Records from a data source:

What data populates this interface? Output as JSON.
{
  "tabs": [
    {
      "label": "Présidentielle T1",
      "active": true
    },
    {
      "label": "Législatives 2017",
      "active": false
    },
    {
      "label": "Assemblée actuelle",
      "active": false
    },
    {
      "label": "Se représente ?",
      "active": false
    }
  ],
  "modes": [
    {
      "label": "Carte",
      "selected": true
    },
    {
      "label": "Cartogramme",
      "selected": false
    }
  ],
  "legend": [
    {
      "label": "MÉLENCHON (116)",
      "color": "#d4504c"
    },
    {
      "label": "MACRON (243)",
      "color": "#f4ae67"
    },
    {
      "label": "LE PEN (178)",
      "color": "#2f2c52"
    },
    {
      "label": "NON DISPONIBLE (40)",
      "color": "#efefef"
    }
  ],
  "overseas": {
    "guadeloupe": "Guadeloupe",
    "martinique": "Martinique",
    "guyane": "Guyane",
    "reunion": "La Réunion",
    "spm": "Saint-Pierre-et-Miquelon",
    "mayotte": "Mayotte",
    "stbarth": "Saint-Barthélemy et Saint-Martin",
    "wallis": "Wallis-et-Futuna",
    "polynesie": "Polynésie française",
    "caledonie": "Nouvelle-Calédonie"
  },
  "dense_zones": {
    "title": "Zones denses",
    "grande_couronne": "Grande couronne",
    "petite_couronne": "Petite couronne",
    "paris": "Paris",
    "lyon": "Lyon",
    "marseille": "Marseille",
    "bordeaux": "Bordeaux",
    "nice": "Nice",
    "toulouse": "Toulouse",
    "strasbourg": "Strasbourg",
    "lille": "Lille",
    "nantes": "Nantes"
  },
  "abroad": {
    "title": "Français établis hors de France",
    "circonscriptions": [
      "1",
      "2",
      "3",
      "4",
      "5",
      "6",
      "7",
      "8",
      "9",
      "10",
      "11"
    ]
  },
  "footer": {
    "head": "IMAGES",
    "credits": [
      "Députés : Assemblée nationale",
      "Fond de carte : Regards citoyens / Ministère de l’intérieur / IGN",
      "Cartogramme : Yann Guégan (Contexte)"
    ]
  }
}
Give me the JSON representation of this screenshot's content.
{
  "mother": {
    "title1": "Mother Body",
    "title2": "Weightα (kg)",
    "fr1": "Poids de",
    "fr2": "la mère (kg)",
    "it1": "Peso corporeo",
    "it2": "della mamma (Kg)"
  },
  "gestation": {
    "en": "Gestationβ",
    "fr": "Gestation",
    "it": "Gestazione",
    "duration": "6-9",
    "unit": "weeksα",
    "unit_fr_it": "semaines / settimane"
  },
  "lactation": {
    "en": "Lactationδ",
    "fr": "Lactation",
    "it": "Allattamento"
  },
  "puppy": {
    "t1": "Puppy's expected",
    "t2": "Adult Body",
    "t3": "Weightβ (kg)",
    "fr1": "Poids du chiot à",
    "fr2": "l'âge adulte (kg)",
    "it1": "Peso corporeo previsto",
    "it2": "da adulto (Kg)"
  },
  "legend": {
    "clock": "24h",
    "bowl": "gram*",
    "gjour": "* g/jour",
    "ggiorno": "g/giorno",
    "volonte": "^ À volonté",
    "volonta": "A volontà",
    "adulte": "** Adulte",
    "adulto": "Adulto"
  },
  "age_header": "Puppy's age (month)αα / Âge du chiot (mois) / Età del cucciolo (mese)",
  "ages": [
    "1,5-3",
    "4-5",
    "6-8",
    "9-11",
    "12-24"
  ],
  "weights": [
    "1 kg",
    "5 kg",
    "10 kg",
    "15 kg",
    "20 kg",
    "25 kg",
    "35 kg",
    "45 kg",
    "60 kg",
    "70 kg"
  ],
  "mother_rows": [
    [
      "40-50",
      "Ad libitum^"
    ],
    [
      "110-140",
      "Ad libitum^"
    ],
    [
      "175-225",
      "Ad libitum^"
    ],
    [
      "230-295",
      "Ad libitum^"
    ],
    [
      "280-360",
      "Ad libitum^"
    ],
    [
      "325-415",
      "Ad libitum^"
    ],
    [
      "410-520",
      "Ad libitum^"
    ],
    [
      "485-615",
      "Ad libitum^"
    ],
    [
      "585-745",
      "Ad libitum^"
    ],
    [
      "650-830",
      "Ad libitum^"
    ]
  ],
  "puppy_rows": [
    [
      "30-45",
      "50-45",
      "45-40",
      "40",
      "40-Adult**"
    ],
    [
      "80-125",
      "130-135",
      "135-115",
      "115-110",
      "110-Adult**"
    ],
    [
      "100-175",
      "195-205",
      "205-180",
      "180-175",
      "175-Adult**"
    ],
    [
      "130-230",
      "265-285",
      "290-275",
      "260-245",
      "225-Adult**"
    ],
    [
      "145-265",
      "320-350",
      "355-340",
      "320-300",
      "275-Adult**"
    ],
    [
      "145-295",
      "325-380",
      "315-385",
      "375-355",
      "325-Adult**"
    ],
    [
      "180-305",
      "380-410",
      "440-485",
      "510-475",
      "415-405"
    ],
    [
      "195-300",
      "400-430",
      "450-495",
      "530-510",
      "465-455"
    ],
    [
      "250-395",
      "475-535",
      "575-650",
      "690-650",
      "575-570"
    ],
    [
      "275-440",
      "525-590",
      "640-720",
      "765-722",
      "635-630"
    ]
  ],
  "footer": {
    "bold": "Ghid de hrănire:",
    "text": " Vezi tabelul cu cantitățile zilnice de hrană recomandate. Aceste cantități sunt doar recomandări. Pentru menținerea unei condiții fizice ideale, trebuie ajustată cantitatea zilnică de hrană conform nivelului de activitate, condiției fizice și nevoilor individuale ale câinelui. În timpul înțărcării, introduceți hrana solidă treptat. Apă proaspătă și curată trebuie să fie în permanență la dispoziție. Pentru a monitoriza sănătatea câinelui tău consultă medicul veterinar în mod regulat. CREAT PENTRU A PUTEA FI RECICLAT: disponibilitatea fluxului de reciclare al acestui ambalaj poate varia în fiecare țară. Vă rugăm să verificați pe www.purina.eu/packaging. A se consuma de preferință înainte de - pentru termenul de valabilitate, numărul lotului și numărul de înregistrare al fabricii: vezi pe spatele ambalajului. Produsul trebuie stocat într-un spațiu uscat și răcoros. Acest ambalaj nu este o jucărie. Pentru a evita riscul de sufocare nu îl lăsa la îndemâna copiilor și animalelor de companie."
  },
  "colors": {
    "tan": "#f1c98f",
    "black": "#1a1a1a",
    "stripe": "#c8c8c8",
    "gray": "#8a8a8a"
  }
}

▸ **Required work**
Using the data above, print every record exactly as shown.

▸ **Right answer**
What data populates this interface? Output as JSON.
{
  "tabs": [
    {
      "label": "Présidentielle T1",
      "active": true
    },
    {
      "label": "Législatives 2017",
      "active": false
    },
    {
      "label": "Assemblée actuelle",
      "active": false
    },
    {
      "label": "Se représente ?",
      "active": false
    }
  ],
  "modes": [
    {
      "label": "Carte",
      "selected": true
    },
    {
      "label": "Cartogramme",
      "selected": false
    }
  ],
  "legend": [
    {
      "label": "MÉLENCHON (116)",
      "color": "#d4504c"
    },
    {
      "label": "MACRON (243)",
      "color": "#f4ae67"
    },
    {
      "label": "LE PEN (178)",
      "color": "#2f2c52"
    },
    {
      "label": "NON DISPONIBLE (40)",
      "color": "#efefef"
    }
  ],
  "overseas": {
    "guadeloupe": "Guadeloupe",
    "martinique": "Martinique",
    "guyane": "Guyane",
    "reunion": "La Réunion",
    "spm": "Saint-Pierre-et-Miquelon",
    "mayotte": "Mayotte",
    "stbarth": "Saint-Barthélemy et Saint-Martin",
    "wallis": "Wallis-et-Futuna",
    "polynesie": "Polynésie française",
    "caledonie": "Nouvelle-Calédonie"
  },
  "dense_zones": {
    "title": "Zones denses",
    "grande_couronne": "Grande couronne",
    "petite_couronne": "Petite couronne",
    "paris": "Paris",
    "lyon": "Lyon",
    "marseille": "Marseille",
    "bordeaux": "Bordeaux",
    "nice": "Nice",
    "toulouse": "Toulouse",
    "strasbourg": "Strasbourg",
    "lille": "Lille",
    "nantes": "Nantes"
  },
  "abroad": {
    "title": "Français établis hors de France",
    "circonscriptions": [
      "1",
      "2",
      "3",
      "4",
      "5",
      "6",
      "7",
      "8",
      "9",
      "10",
      "11"
    ]
  },
  "footer": {
    "head": "IMAGES",
    "credits": [
      "Députés : Assemblée nationale",
      "Fond de carte : Regards citoyens / Ministère de l’intérieur / IGN",
      "Cartogramme : Yann Guégan (Contexte)"
    ]
  }
}
Give me the JSON representation of this screenshot's content.
{
  "mother": {
    "title1": "Mother Body",
    "title2": "Weightα (kg)",
    "fr1": "Poids de",
    "fr2": "la mère (kg)",
    "it1": "Peso corporeo",
    "it2": "della mamma (Kg)"
  },
  "gestation": {
    "en": "Gestationβ",
    "fr": "Gestation",
    "it": "Gestazione",
    "duration": "6-9",
    "unit": "weeksα",
    "unit_fr_it": "semaines / settimane"
  },
  "lactation": {
    "en": "Lactationδ",
    "fr": "Lactation",
    "it": "Allattamento"
  },
  "puppy": {
    "t1": "Puppy's expected",
    "t2": "Adult Body",
    "t3": "Weightβ (kg)",
    "fr1": "Poids du chiot à",
    "fr2": "l'âge adulte (kg)",
    "it1": "Peso corporeo previsto",
    "it2": "da adulto (Kg)"
  },
  "legend": {
    "clock": "24h",
    "bowl": "gram*",
    "gjour": "* g/jour",
    "ggiorno": "g/giorno",
    "volonte": "^ À volonté",
    "volonta": "A volontà",
    "adulte": "** Adulte",
    "adulto": "Adulto"
  },
  "age_header": "Puppy's age (month)αα / Âge du chiot (mois) / Età del cucciolo (mese)",
  "ages": [
    "1,5-3",
    "4-5",
    "6-8",
    "9-11",
    "12-24"
  ],
  "weights": [
    "1 kg",
    "5 kg",
    "10 kg",
    "15 kg",
    "20 kg",
    "25 kg",
    "35 kg",
    "45 kg",
    "60 kg",
    "70 kg"
  ],
  "mother_rows": [
    [
      "40-50",
      "Ad libitum^"
    ],
    [
      "110-140",
      "Ad libitum^"
    ],
    [
      "175-225",
      "Ad libitum^"
    ],
    [
      "230-295",
      "Ad libitum^"
    ],
    [
      "280-360",
      "Ad libitum^"
    ],
    [
      "325-415",
      "Ad libitum^"
    ],
    [
      "410-520",
      "Ad libitum^"
    ],
    [
      "485-615",
      "Ad libitum^"
    ],
    [
      "585-745",
      "Ad libitum^"
    ],
    [
      "650-830",
      "Ad libitum^"
    ]
  ],
  "puppy_rows": [
    [
      "30-45",
      "50-45",
      "45-40",
      "40",
      "40-Adult**"
    ],
    [
      "80-125",
      "130-135",
      "135-115",
      "115-110",
      "110-Adult**"
    ],
    [
      "100-175",
      "195-205",
      "205-180",
      "180-175",
      "175-Adult**"
    ],
    [
      "130-230",
      "265-285",
      "290-275",
      "260-245",
      "225-Adult**"
    ],
    [
      "145-265",
      "320-350",
      "355-340",
      "320-300",
      "275-Adult**"
    ],
    [
      "145-295",
      "325-380",
      "315-385",
      "375-355",
      "325-Adult**"
    ],
    [
      "180-305",
      "380-410",
      "440-485",
      "510-475",
      "415-405"
    ],
    [
      "195-300",
      "400-430",
      "450-495",
      "530-510",
      "465-455"
    ],
    [
      "250-395",
      "475-535",
      "575-650",
      "690-650",
      "575-570"
    ],
    [
      "275-440",
      "525-590",
      "640-720",
      "765-722",
      "635-630"
    ]
  ],
  "footer": {
    "bold": "Ghid de hrănire:",
    "text": " Vezi tabelul cu cantitățile zilnice de hrană recomandate. Aceste cantități sunt doar recomandări. Pentru menținerea unei condiții fizice ideale, trebuie ajustată cantitatea zilnică de hrană conform nivelului de activitate, condiției fizice și nevoilor individuale ale câinelui. În timpul înțărcării, introduceți hrana solidă treptat. Apă proaspătă și curată trebuie să fie în permanență la dispoziție. Pentru a monitoriza sănătatea câinelui tău consultă medicul veterinar în mod regulat. CREAT PENTRU A PUTEA FI RECICLAT: disponibilitatea fluxului de reciclare al acestui ambalaj poate varia în fiecare țară. Vă rugăm să verificați pe www.purina.eu/packaging. A se consuma de preferință înainte de - pentru termenul de valabilitate, numărul lotului și numărul de înregistrare al fabricii: vezi pe spatele ambalajului. Produsul trebuie stocat într-un spațiu uscat și răcoros. Acest ambalaj nu este o jucărie. Pentru a evita riscul de sufocare nu îl lăsa la îndemâna copiilor și animalelor de companie."
  },
  "colors": {
    "tan": "#f1c98f",
    "black": "#1a1a1a",
    "stripe": "#c8c8c8",
    "gray": "#8a8a8a"
  }
}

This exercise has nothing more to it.